EXERCISE TASK. Please give the listing again in its entirety, exactly as written.

PROVIDED ENTRIES.
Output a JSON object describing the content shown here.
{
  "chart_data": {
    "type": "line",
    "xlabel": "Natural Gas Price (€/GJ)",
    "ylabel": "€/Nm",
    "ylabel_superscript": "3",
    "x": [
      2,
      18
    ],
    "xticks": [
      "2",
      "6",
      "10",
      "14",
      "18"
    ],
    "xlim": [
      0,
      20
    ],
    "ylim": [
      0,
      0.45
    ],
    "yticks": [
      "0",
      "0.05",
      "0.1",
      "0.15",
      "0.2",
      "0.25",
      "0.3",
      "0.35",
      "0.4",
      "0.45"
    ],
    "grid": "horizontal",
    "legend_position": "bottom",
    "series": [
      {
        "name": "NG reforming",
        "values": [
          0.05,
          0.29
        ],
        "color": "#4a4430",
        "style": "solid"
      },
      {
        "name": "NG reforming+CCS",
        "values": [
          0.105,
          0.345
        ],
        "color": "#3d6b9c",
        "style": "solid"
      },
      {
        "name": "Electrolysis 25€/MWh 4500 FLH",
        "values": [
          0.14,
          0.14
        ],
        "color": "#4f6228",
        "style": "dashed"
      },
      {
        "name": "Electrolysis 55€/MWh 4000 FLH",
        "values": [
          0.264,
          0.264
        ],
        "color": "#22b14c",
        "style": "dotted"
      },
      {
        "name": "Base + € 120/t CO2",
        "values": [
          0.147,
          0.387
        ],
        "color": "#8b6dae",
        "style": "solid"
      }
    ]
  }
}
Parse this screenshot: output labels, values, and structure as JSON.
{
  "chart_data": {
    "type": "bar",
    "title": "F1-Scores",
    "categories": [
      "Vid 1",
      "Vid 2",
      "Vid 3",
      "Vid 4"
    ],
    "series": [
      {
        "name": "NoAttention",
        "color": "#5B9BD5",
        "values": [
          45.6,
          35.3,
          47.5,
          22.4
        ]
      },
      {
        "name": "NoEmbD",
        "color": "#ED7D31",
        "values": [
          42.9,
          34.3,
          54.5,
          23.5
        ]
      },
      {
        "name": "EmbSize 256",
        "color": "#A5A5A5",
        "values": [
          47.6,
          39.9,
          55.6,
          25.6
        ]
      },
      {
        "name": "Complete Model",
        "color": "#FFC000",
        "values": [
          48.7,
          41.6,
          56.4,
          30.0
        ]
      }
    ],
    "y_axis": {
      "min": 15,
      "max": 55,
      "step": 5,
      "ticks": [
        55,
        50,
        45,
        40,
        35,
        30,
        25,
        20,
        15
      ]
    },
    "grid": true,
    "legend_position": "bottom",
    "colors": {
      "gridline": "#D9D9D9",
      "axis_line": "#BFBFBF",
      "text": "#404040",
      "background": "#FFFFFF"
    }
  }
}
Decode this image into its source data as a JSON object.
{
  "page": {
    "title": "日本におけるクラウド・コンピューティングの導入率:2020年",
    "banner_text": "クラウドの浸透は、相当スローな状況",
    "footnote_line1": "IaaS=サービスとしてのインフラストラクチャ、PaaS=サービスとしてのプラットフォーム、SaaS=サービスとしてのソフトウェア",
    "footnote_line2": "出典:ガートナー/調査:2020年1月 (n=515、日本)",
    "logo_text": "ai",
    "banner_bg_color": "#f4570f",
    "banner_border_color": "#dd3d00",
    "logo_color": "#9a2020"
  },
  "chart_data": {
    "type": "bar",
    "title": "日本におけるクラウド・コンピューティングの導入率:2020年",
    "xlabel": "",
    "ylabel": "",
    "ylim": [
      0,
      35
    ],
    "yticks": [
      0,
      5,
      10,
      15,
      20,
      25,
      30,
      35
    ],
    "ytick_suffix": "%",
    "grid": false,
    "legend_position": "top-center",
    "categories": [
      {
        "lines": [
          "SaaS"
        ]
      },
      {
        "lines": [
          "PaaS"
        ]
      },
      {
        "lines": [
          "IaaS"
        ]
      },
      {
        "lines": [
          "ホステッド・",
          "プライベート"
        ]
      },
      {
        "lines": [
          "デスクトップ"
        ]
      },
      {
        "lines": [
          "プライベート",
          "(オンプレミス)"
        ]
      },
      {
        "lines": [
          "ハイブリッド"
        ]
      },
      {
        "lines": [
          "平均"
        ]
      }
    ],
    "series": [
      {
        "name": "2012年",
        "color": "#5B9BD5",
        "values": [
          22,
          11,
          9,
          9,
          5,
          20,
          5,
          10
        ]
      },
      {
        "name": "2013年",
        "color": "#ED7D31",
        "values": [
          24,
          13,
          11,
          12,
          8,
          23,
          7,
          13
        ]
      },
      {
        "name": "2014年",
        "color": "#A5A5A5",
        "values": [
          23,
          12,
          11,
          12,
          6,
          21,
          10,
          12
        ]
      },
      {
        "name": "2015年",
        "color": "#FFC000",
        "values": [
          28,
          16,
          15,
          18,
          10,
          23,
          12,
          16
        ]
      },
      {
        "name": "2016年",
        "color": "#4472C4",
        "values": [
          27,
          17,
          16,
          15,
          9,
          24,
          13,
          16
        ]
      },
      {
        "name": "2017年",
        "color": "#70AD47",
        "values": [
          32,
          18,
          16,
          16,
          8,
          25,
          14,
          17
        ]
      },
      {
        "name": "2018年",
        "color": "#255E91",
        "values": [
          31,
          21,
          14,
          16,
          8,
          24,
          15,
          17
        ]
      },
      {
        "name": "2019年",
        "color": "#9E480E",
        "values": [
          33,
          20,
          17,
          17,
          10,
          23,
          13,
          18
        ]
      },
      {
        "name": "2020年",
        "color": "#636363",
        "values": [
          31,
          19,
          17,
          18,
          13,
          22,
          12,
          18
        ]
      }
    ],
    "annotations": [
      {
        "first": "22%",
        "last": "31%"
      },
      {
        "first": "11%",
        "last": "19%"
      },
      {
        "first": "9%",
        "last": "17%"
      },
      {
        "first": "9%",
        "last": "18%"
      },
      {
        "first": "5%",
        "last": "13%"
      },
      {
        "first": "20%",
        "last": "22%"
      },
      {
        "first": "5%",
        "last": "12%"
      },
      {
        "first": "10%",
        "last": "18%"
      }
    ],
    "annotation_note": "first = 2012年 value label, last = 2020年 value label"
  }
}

SOLUTION.
Output a JSON object describing the content shown here.
{
  "chart_data": {
    "type": "line",
    "xlabel": "Natural Gas Price (€/GJ)",
    "ylabel": "€/Nm",
    "ylabel_superscript": "3",
    "x": [
      2,
      18
    ],
    "xticks": [
      "2",
      "6",
      "10",
      "14",
      "18"
    ],
    "xlim": [
      0,
      20
    ],
    "ylim": [
      0,
      0.45
    ],
    "yticks": [
      "0",
      "0.05",
      "0.1",
      "0.15",
      "0.2",
      "0.25",
      "0.3",
      "0.35",
      "0.4",
      "0.45"
    ],
    "grid": "horizontal",
    "legend_position": "bottom",
    "series": [
      {
        "name": "NG reforming",
        "values": [
          0.05,
          0.29
        ],
        "color": "#4a4430",
        "style": "solid"
      },
      {
        "name": "NG reforming+CCS",
        "values": [
          0.105,
          0.345
        ],
        "color": "#3d6b9c",
        "style": "solid"
      },
      {
        "name": "Electrolysis 25€/MWh 4500 FLH",
        "values": [
          0.14,
          0.14
        ],
        "color": "#4f6228",
        "style": "dashed"
      },
      {
        "name": "Electrolysis 55€/MWh 4000 FLH",
        "values": [
          0.264,
          0.264
        ],
        "color": "#22b14c",
        "style": "dotted"
      },
      {
        "name": "Base + € 120/t CO2",
        "values": [
          0.147,
          0.387
        ],
        "color": "#8b6dae",
        "style": "solid"
      }
    ]
  }
}
Parse this screenshot: output labels, values, and structure as JSON.
{
  "chart_data": {
    "type": "bar",
    "title": "F1-Scores",
    "categories": [
      "Vid 1",
      "Vid 2",
      "Vid 3",
      "Vid 4"
    ],
    "series": [
      {
        "name": "NoAttention",
        "color": "#5B9BD5",
        "values": [
          45.6,
          35.3,
          47.5,
          22.4
        ]
      },
      {
        "name": "NoEmbD",
        "color": "#ED7D31",
        "values": [
          42.9,
          34.3,
          54.5,
          23.5
        ]
      },
      {
        "name": "EmbSize 256",
        "color": "#A5A5A5",
        "values": [
          47.6,
          39.9,
          55.6,
          25.6
        ]
      },
      {
        "name": "Complete Model",
        "color": "#FFC000",
        "values": [
          48.7,
          41.6,
          56.4,
          30.0
        ]
      }
    ],
    "y_axis": {
      "min": 15,
      "max": 55,
      "step": 5,
      "ticks": [
        55,
        50,
        45,
        40,
        35,
        30,
        25,
        20,
        15
      ]
    },
    "grid": true,
    "legend_position": "bottom",
    "colors": {
      "gridline": "#D9D9D9",
      "axis_line": "#BFBFBF",
      "text": "#404040",
      "background": "#FFFFFF"
    }
  }
}
Decode this image into its source data as a JSON object.
{
  "page": {
    "title": "日本におけるクラウド・コンピューティングの導入率:2020年",
    "banner_text": "クラウドの浸透は、相当スローな状況",
    "footnote_line1": "IaaS=サービスとしてのインフラストラクチャ、PaaS=サービスとしてのプラットフォーム、SaaS=サービスとしてのソフトウェア",
    "footnote_line2": "出典:ガートナー/調査:2020年1月 (n=515、日本)",
    "logo_text": "ai",
    "banner_bg_color": "#f4570f",
    "banner_border_color": "#dd3d00",
    "logo_color": "#9a2020"
  },
  "chart_data": {
    "type": "bar",
    "title": "日本におけるクラウド・コンピューティングの導入率:2020年",
    "xlabel": "",
    "ylabel": "",
    "ylim": [
      0,
      35
    ],
    "yticks": [
      0,
      5,
      10,
      15,
      20,
      25,
      30,
      35
    ],
    "ytick_suffix": "%",
    "grid": false,
    "legend_position": "top-center",
    "categories": [
      {
        "lines": [
          "SaaS"
        ]
      },
      {
        "lines": [
          "PaaS"
        ]
      },
      {
        "lines": [
          "IaaS"
        ]
      },
      {
        "lines": [
          "ホステッド・",
          "プライベート"
        ]
      },
      {
        "lines": [
          "デスクトップ"
        ]
      },
      {
        "lines": [
          "プライベート",
          "(オンプレミス)"
        ]
      },
      {
        "lines": [
          "ハイブリッド"
        ]
      },
      {
        "lines": [
          "平均"
        ]
      }
    ],
    "series": [
      {
        "name": "2012年",
        "color": "#5B9BD5",
        "values": [
          22,
          11,
          9,
          9,
          5,
          20,
          5,
          10
        ]
      },
      {
        "name": "2013年",
        "color": "#ED7D31",
        "values": [
          24,
          13,
          11,
          12,
          8,
          23,
          7,
          13
        ]
      },
      {
        "name": "2014年",
        "color": "#A5A5A5",
        "values": [
          23,
          12,
          11,
          12,
          6,
          21,
          10,
          12
        ]
      },
      {
        "name": "2015年",
        "color": "#FFC000",
        "values": [
          28,
          16,
          15,
          18,
          10,
          23,
          12,
          16
        ]
      },
      {
        "name": "2016年",
        "color": "#4472C4",
        "values": [
          27,
          17,
          16,
          15,
          9,
          24,
          13,
          16
        ]
      },
      {
        "name": "2017年",
        "color": "#70AD47",
        "values": [
          32,
          18,
          16,
          16,
          8,
          25,
          14,
          17
        ]
      },
      {
        "name": "2018年",
        "color": "#255E91",
        "values": [
          31,
          21,
          14,
          16,
          8,
          24,
          15,
          17
        ]
      },
      {
        "name": "2019年",
        "color": "#9E480E",
        "values": [
          33,
          20,
          17,
          17,
          10,
          23,
          13,
          18
        ]
      },
      {
        "name": "2020年",
        "color": "#636363",
        "values": [
          31,
          19,
          17,
          18,
          13,
          22,
          12,
          18
        ]
      }
    ],
    "annotations": [
      {
        "first": "22%",
        "last": "31%"
      },
      {
        "first": "11%",
        "last": "19%"
      },
      {
        "first": "9%",
        "last": "17%"
      },
      {
        "first": "9%",
        "last": "18%"
      },
      {
        "first": "5%",
        "last": "13%"
      },
      {
        "first": "20%",
        "last": "22%"
      },
      {
        "first": "5%",
        "last": "12%"
      },
      {
        "first": "10%",
        "last": "18%"
      }
    ],
    "annotation_note": "first = 2012年 value label, last = 2020年 value label"
  }
}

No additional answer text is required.